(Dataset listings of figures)
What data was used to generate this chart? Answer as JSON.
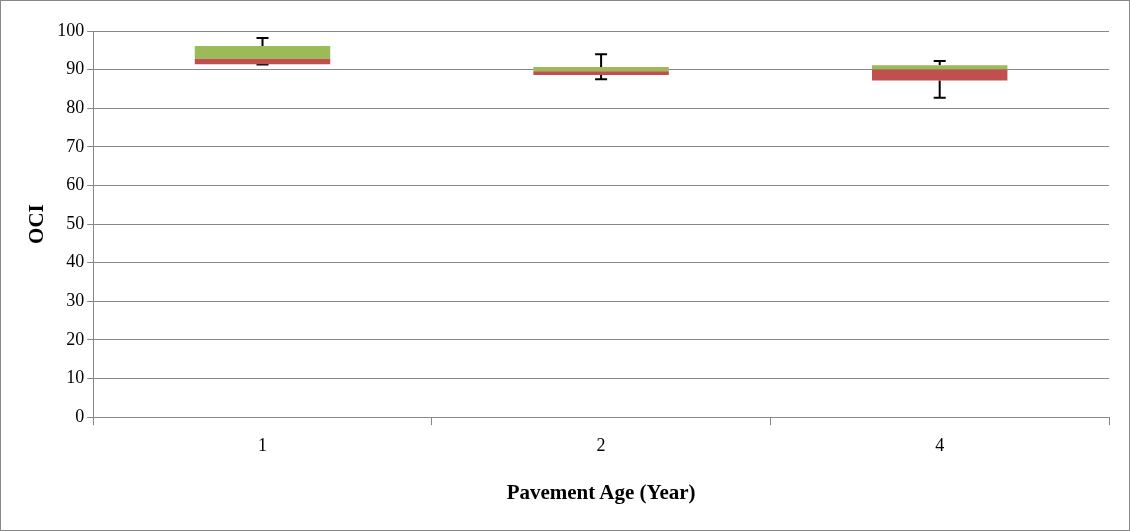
{
  "chart_data": {
    "type": "box",
    "xlabel": "Pavement Age (Year)",
    "ylabel": "OCI",
    "categories": [
      "1",
      "2",
      "4"
    ],
    "series": [
      {
        "color": "#9bbb59",
        "colors": [
          "#c0504d",
          "#c0504d",
          "#c0504d"
        ],
        "boxes": [
          {
            "low": 91.3,
            "q1": 91.4,
            "median": 92.8,
            "q3": 96.1,
            "high": 98.2
          },
          {
            "low": 87.5,
            "q1": 88.6,
            "median": 89.6,
            "q3": 90.7,
            "high": 94.0
          },
          {
            "low": 82.7,
            "q1": 87.2,
            "median": 90.0,
            "q3": 91.1,
            "high": 92.2
          }
        ]
      }
    ],
    "ylim": [
      0,
      100
    ],
    "yticks": [
      0,
      10,
      20,
      30,
      40,
      50,
      60,
      70,
      80,
      90,
      100
    ],
    "grid": "y",
    "legend": false
  }
}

| Prompt |
In your copy of the listing above, reproduce each line exactly and omit all pictures.

| Full output |
What data was used to generate this chart? Answer as JSON.
{
  "chart_data": {
    "type": "box",
    "xlabel": "Pavement Age (Year)",
    "ylabel": "OCI",
    "categories": [
      "1",
      "2",
      "4"
    ],
    "series": [
      {
        "color": "#9bbb59",
        "colors": [
          "#c0504d",
          "#c0504d",
          "#c0504d"
        ],
        "boxes": [
          {
            "low": 91.3,
            "q1": 91.4,
            "median": 92.8,
            "q3": 96.1,
            "high": 98.2
          },
          {
            "low": 87.5,
            "q1": 88.6,
            "median": 89.6,
            "q3": 90.7,
            "high": 94.0
          },
          {
            "low": 82.7,
            "q1": 87.2,
            "median": 90.0,
            "q3": 91.1,
            "high": 92.2
          }
        ]
      }
    ],
    "ylim": [
      0,
      100
    ],
    "yticks": [
      0,
      10,
      20,
      30,
      40,
      50,
      60,
      70,
      80,
      90,
      100
    ],
    "grid": "y",
    "legend": false
  }
}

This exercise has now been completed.